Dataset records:
──────────────────────────────

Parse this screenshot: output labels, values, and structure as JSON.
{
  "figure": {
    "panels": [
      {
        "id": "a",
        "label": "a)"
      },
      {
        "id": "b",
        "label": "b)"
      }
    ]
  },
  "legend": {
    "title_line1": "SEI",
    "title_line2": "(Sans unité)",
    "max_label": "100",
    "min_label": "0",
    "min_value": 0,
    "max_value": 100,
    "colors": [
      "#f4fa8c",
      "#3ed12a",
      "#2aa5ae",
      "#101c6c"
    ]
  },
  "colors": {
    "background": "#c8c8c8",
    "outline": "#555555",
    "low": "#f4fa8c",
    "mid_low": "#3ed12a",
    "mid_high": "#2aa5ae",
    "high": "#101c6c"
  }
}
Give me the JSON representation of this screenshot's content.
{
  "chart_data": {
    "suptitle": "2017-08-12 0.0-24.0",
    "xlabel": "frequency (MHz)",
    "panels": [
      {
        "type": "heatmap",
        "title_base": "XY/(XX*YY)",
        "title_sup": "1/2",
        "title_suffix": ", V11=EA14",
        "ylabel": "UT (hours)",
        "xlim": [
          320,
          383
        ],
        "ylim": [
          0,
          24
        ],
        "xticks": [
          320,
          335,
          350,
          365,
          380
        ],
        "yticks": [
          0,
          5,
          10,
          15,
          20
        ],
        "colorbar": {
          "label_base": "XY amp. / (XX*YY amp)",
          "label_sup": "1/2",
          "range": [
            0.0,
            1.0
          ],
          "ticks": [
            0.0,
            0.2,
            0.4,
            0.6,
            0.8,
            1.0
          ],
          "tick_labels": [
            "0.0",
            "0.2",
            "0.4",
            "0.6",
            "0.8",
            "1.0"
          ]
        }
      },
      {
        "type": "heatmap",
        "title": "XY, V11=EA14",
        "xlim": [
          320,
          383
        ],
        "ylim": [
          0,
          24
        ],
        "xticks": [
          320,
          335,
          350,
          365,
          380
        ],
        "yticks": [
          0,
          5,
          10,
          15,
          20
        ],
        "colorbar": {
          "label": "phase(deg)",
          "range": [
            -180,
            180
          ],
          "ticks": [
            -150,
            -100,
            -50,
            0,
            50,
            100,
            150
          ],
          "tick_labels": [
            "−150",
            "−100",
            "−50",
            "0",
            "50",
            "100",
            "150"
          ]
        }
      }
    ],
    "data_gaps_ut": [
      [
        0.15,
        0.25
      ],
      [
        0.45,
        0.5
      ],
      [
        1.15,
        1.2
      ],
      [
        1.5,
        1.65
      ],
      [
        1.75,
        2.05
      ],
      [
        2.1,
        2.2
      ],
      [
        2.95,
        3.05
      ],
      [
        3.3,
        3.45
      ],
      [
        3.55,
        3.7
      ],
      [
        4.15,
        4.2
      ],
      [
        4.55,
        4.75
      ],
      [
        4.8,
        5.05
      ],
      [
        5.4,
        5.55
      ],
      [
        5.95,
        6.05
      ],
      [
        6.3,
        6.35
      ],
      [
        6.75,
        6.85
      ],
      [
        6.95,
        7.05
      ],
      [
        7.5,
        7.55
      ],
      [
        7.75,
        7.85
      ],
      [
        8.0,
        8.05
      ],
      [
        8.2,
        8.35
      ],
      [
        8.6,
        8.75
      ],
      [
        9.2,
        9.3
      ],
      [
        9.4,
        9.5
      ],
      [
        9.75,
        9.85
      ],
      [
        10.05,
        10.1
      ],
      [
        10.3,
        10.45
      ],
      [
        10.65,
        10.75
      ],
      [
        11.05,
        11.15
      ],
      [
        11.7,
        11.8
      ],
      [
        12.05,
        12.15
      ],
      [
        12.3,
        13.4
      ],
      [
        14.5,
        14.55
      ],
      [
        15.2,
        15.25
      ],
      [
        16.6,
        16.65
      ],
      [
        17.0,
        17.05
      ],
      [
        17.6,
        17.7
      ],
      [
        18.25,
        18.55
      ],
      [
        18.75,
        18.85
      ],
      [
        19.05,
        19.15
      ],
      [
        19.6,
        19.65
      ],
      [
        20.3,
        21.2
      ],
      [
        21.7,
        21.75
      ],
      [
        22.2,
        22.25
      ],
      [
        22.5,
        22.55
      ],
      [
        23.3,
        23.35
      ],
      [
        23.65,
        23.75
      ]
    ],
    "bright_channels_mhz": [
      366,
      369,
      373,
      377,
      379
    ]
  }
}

──────────────────────────────

▸ Exercise aim: In the entries above, find each line with the string "this" and copy it.

▸ Final result:
Parse this screenshot: output labels, values, and structure as JSON.
Give me the JSON representation of this screenshot's content.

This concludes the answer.